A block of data

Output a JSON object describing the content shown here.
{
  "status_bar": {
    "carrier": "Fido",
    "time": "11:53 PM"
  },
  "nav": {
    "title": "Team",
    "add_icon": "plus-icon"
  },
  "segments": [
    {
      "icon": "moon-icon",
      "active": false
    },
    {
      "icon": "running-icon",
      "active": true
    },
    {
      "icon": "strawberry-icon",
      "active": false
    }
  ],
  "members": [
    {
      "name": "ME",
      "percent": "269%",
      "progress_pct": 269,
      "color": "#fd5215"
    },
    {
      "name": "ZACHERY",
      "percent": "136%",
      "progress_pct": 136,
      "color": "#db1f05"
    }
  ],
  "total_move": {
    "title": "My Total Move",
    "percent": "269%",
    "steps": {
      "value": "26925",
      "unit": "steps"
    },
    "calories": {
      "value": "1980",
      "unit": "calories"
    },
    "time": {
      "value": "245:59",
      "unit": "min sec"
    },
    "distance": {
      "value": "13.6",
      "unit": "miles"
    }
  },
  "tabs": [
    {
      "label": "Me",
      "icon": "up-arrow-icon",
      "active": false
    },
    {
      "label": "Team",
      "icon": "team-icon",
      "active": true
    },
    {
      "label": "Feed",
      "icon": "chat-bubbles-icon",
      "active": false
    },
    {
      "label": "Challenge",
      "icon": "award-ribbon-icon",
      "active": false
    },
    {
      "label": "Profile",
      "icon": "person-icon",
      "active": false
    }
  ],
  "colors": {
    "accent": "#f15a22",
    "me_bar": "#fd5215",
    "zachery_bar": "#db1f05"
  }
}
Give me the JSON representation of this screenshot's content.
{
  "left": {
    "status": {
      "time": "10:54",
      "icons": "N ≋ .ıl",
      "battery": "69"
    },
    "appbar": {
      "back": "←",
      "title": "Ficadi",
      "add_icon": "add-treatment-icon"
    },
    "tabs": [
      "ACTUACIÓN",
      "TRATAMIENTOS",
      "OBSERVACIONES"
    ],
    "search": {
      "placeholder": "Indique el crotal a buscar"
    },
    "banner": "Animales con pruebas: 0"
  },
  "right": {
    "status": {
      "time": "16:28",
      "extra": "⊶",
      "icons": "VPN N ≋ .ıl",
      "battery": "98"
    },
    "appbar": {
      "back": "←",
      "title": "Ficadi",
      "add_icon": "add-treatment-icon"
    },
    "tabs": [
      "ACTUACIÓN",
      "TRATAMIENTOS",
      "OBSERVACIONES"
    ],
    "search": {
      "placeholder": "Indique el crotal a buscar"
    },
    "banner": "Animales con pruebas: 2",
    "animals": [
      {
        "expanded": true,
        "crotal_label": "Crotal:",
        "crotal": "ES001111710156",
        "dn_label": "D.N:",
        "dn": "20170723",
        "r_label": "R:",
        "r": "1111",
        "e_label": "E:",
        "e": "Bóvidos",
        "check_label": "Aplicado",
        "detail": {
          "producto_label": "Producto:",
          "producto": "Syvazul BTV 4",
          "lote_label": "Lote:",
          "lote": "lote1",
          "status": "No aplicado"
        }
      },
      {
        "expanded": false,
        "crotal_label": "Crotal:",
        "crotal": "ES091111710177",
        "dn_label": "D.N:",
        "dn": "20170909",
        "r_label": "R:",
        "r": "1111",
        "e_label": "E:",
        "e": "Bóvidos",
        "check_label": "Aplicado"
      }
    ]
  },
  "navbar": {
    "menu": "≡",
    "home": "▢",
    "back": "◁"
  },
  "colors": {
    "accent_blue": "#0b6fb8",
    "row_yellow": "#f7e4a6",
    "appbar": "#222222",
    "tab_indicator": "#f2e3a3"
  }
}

:: What needs to be done ::
Please reproduce every line of the material word for word.

:: Result of the exercise ::
Output a JSON object describing the content shown here.
{
  "status_bar": {
    "carrier": "Fido",
    "time": "11:53 PM"
  },
  "nav": {
    "title": "Team",
    "add_icon": "plus-icon"
  },
  "segments": [
    {
      "icon": "moon-icon",
      "active": false
    },
    {
      "icon": "running-icon",
      "active": true
    },
    {
      "icon": "strawberry-icon",
      "active": false
    }
  ],
  "members": [
    {
      "name": "ME",
      "percent": "269%",
      "progress_pct": 269,
      "color": "#fd5215"
    },
    {
      "name": "ZACHERY",
      "percent": "136%",
      "progress_pct": 136,
      "color": "#db1f05"
    }
  ],
  "total_move": {
    "title": "My Total Move",
    "percent": "269%",
    "steps": {
      "value": "26925",
      "unit": "steps"
    },
    "calories": {
      "value": "1980",
      "unit": "calories"
    },
    "time": {
      "value": "245:59",
      "unit": "min sec"
    },
    "distance": {
      "value": "13.6",
      "unit": "miles"
    }
  },
  "tabs": [
    {
      "label": "Me",
      "icon": "up-arrow-icon",
      "active": false
    },
    {
      "label": "Team",
      "icon": "team-icon",
      "active": true
    },
    {
      "label": "Feed",
      "icon": "chat-bubbles-icon",
      "active": false
    },
    {
      "label": "Challenge",
      "icon": "award-ribbon-icon",
      "active": false
    },
    {
      "label": "Profile",
      "icon": "person-icon",
      "active": false
    }
  ],
  "colors": {
    "accent": "#f15a22",
    "me_bar": "#fd5215",
    "zachery_bar": "#db1f05"
  }
}
Give me the JSON representation of this screenshot's content.
{
  "left": {
    "status": {
      "time": "10:54",
      "icons": "N ≋ .ıl",
      "battery": "69"
    },
    "appbar": {
      "back": "←",
      "title": "Ficadi",
      "add_icon": "add-treatment-icon"
    },
    "tabs": [
      "ACTUACIÓN",
      "TRATAMIENTOS",
      "OBSERVACIONES"
    ],
    "search": {
      "placeholder": "Indique el crotal a buscar"
    },
    "banner": "Animales con pruebas: 0"
  },
  "right": {
    "status": {
      "time": "16:28",
      "extra": "⊶",
      "icons": "VPN N ≋ .ıl",
      "battery": "98"
    },
    "appbar": {
      "back": "←",
      "title": "Ficadi",
      "add_icon": "add-treatment-icon"
    },
    "tabs": [
      "ACTUACIÓN",
      "TRATAMIENTOS",
      "OBSERVACIONES"
    ],
    "search": {
      "placeholder": "Indique el crotal a buscar"
    },
    "banner": "Animales con pruebas: 2",
    "animals": [
      {
        "expanded": true,
        "crotal_label": "Crotal:",
        "crotal": "ES001111710156",
        "dn_label": "D.N:",
        "dn": "20170723",
        "r_label": "R:",
        "r": "1111",
        "e_label": "E:",
        "e": "Bóvidos",
        "check_label": "Aplicado",
        "detail": {
          "producto_label": "Producto:",
          "producto": "Syvazul BTV 4",
          "lote_label": "Lote:",
          "lote": "lote1",
          "status": "No aplicado"
        }
      },
      {
        "expanded": false,
        "crotal_label": "Crotal:",
        "crotal": "ES091111710177",
        "dn_label": "D.N:",
        "dn": "20170909",
        "r_label": "R:",
        "r": "1111",
        "e_label": "E:",
        "e": "Bóvidos",
        "check_label": "Aplicado"
      }
    ]
  },
  "navbar": {
    "menu": "≡",
    "home": "▢",
    "back": "◁"
  },
  "colors": {
    "accent_blue": "#0b6fb8",
    "row_yellow": "#f7e4a6",
    "appbar": "#222222",
    "tab_indicator": "#f2e3a3"
  }
}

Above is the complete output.